What needs to be done - In this exercise, return the whole listing exactly, excluding any images.

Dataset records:

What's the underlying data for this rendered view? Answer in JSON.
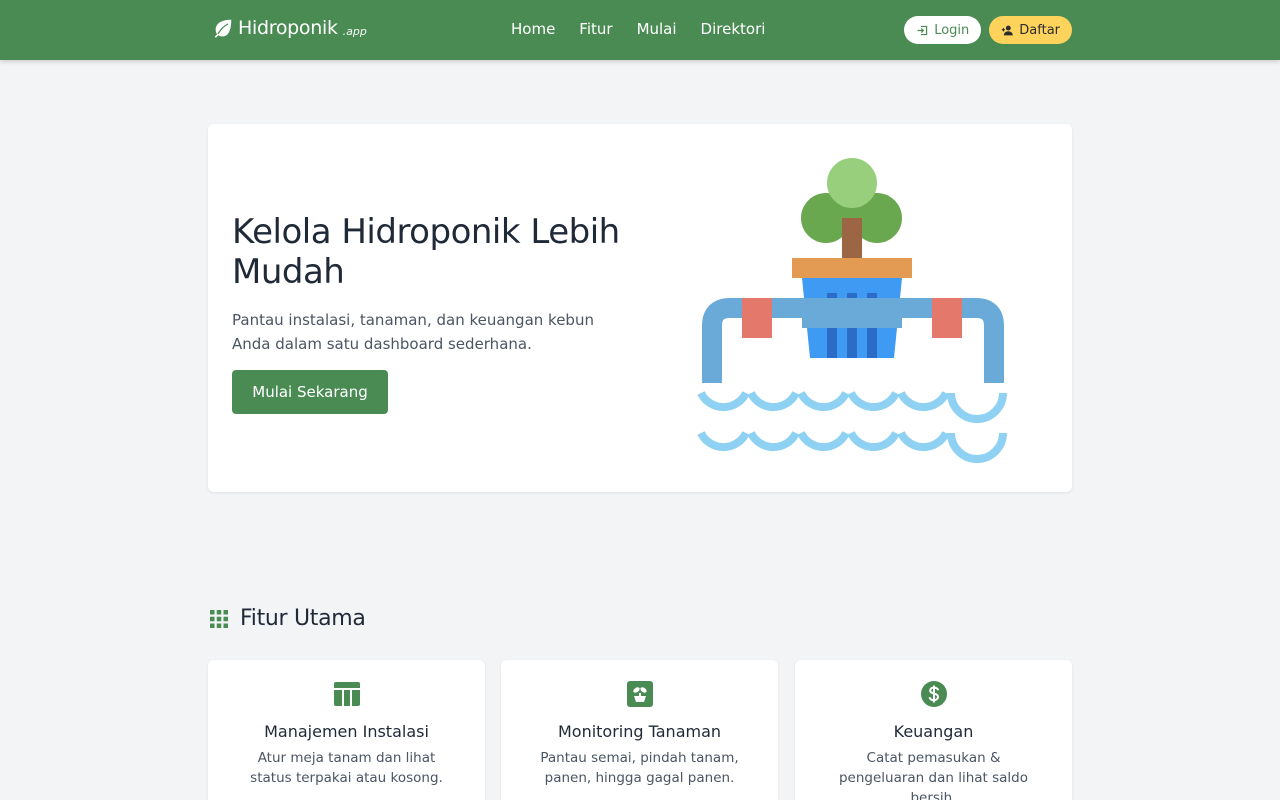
{
  "navbar": {
    "brand": {
      "name": "Hidroponik",
      "suffix": ".app",
      "icon": "leaf-icon"
    },
    "links": [
      {
        "label": "Home"
      },
      {
        "label": "Fitur"
      },
      {
        "label": "Mulai"
      },
      {
        "label": "Direktori"
      }
    ],
    "login_label": "Login",
    "register_label": "Daftar",
    "color": "#4a8b54"
  },
  "hero": {
    "title": "Kelola Hidroponik Lebih Mudah",
    "subtitle": "Pantau instalasi, tanaman, dan keuangan kebun Anda dalam satu dashboard sederhana.",
    "cta_label": "Mulai Sekarang"
  },
  "features": {
    "heading": "Fitur Utama",
    "heading_icon": "grid-icon",
    "items": [
      {
        "icon": "table-icon",
        "title": "Manajemen Instalasi",
        "desc": "Atur meja tanam dan lihat status terpakai atau kosong."
      },
      {
        "icon": "plant-icon",
        "title": "Monitoring Tanaman",
        "desc": "Pantau semai, pindah tanam, panen, hingga gagal panen."
      },
      {
        "icon": "dollar-icon",
        "title": "Keuangan",
        "desc": "Catat pemasukan & pengeluaran dan lihat saldo bersih."
      }
    ]
  },
  "colors": {
    "primary": "#4a8b54",
    "accent": "#fdd35c",
    "background": "#f3f4f6"
  }
}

Exercise answer -
What's the underlying data for this rendered view? Answer in JSON.
{
  "navbar": {
    "brand": {
      "name": "Hidroponik",
      "suffix": ".app",
      "icon": "leaf-icon"
    },
    "links": [
      {
        "label": "Home"
      },
      {
        "label": "Fitur"
      },
      {
        "label": "Mulai"
      },
      {
        "label": "Direktori"
      }
    ],
    "login_label": "Login",
    "register_label": "Daftar",
    "color": "#4a8b54"
  },
  "hero": {
    "title": "Kelola Hidroponik Lebih Mudah",
    "subtitle": "Pantau instalasi, tanaman, dan keuangan kebun Anda dalam satu dashboard sederhana.",
    "cta_label": "Mulai Sekarang"
  },
  "features": {
    "heading": "Fitur Utama",
    "heading_icon": "grid-icon",
    "items": [
      {
        "icon": "table-icon",
        "title": "Manajemen Instalasi",
        "desc": "Atur meja tanam dan lihat status terpakai atau kosong."
      },
      {
        "icon": "plant-icon",
        "title": "Monitoring Tanaman",
        "desc": "Pantau semai, pindah tanam, panen, hingga gagal panen."
      },
      {
        "icon": "dollar-icon",
        "title": "Keuangan",
        "desc": "Catat pemasukan & pengeluaran dan lihat saldo bersih."
      }
    ]
  },
  "colors": {
    "primary": "#4a8b54",
    "accent": "#fdd35c",
    "background": "#f3f4f6"
  }
}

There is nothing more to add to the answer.